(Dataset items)
----------
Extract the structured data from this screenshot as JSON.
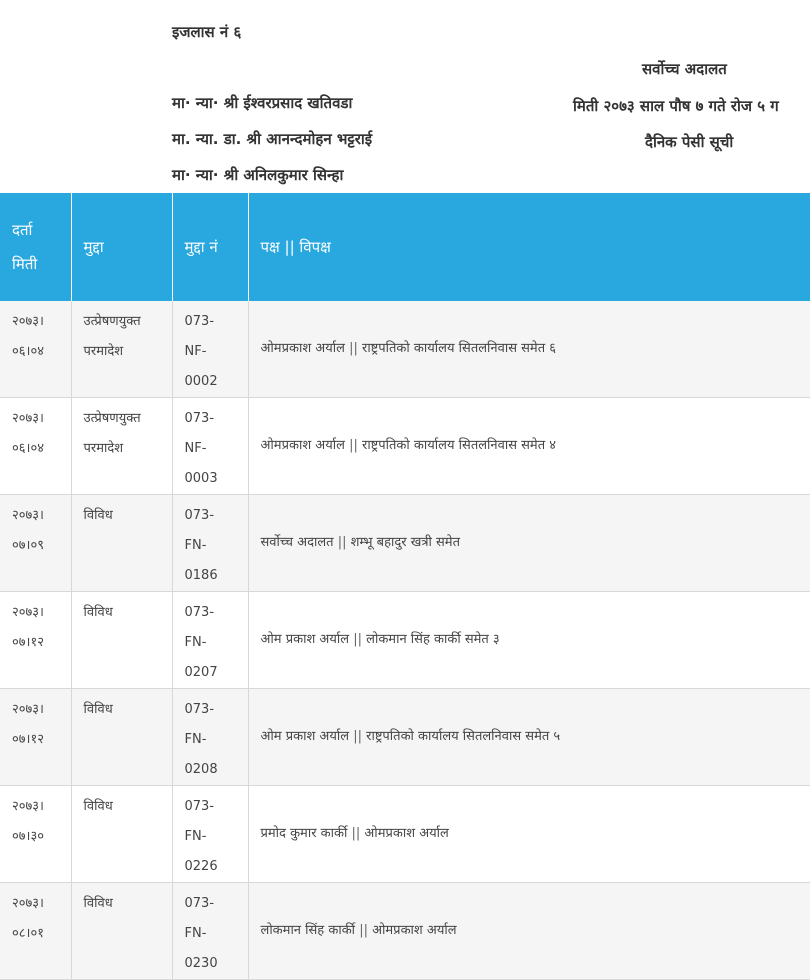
{
  "header": {
    "ijlas": "इजलास नं  ६",
    "judges": [
      "मा· न्या· श्री ईश्वरप्रसाद खतिवडा",
      "मा. न्या. डा. श्री आनन्दमोहन भट्टराई",
      "मा· न्या· श्री अनिलकुमार सिन्हा"
    ],
    "court": "सर्वोच्च अदालत",
    "date_line": "मिती २०७३ साल पौष ७ गते रोज ५ ग",
    "list_title": "दैनिक पेसी सूची"
  },
  "table": {
    "columns": {
      "date_line1": "दर्ता",
      "date_line2": "मिती",
      "subject": "मुद्दा",
      "case_no": "मुद्दा नं",
      "parties": "पक्ष || विपक्ष"
    },
    "rows": [
      {
        "date1": "२०७३।",
        "date2": "०६।०४",
        "subj1": "उत्प्रेषणयुक्त",
        "subj2": "परमादेश",
        "no1": "073-NF-",
        "no2": "0002",
        "party": "ओमप्रकाश अर्याल",
        "sep": "||",
        "opp": "राष्ट्रपतिको कार्यालय सितलनिवास समेत ६"
      },
      {
        "date1": "२०७३।",
        "date2": "०६।०४",
        "subj1": "उत्प्रेषणयुक्त",
        "subj2": "परमादेश",
        "no1": "073-NF-",
        "no2": "0003",
        "party": "ओमप्रकाश अर्याल",
        "sep": "||",
        "opp": "राष्ट्रपतिको कार्यालय सितलनिवास समेत ४"
      },
      {
        "date1": "२०७३।",
        "date2": "०७।०९",
        "subj1": "विविध",
        "subj2": "",
        "no1": "073-FN-",
        "no2": "0186",
        "party": "सर्वोच्च अदालत",
        "sep": "||",
        "opp": "शम्भू बहादुर खत्री समेत"
      },
      {
        "date1": "२०७३।",
        "date2": "०७।१२",
        "subj1": "विविध",
        "subj2": "",
        "no1": "073-FN-",
        "no2": "0207",
        "party": "ओम प्रकाश अर्याल",
        "sep": "||",
        "opp": "लोकमान सिंह कार्की समेत ३"
      },
      {
        "date1": "२०७३।",
        "date2": "०७।१२",
        "subj1": "विविध",
        "subj2": "",
        "no1": "073-FN-",
        "no2": "0208",
        "party": "ओम प्रकाश अर्याल",
        "sep": "||",
        "opp": "राष्ट्रपतिको कार्यालय सितलनिवास समेत ५"
      },
      {
        "date1": "२०७३।",
        "date2": "०७।३०",
        "subj1": "विविध",
        "subj2": "",
        "no1": "073-FN-",
        "no2": "0226",
        "party": "प्रमोद कुमार कार्की",
        "sep": "||",
        "opp": "ओमप्रकाश अर्याल"
      },
      {
        "date1": "२०७३।",
        "date2": "०८।०१",
        "subj1": "विविध",
        "subj2": "",
        "no1": "073-FN-",
        "no2": "0230",
        "party": "लोकमान सिंह कार्की",
        "sep": "||",
        "opp": "ओमप्रकाश अर्याल"
      }
    ]
  },
  "colors": {
    "header_bg": "#29a8df",
    "stripe": "#f5f5f5"
  }
}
----------
_Prompt_
Among the records above, find each line holding the string "party" and pull it out.

_Problem solution_
        "party": "ओमप्रकाश अर्याल",
        "party": "ओमप्रकाश अर्याल",
        "party": "सर्वोच्च अदालत",
        "party": "ओम प्रकाश अर्याल",
        "party": "ओम प्रकाश अर्याल",
        "party": "प्रमोद कुमार कार्की",
        "party": "लोकमान सिंह कार्की",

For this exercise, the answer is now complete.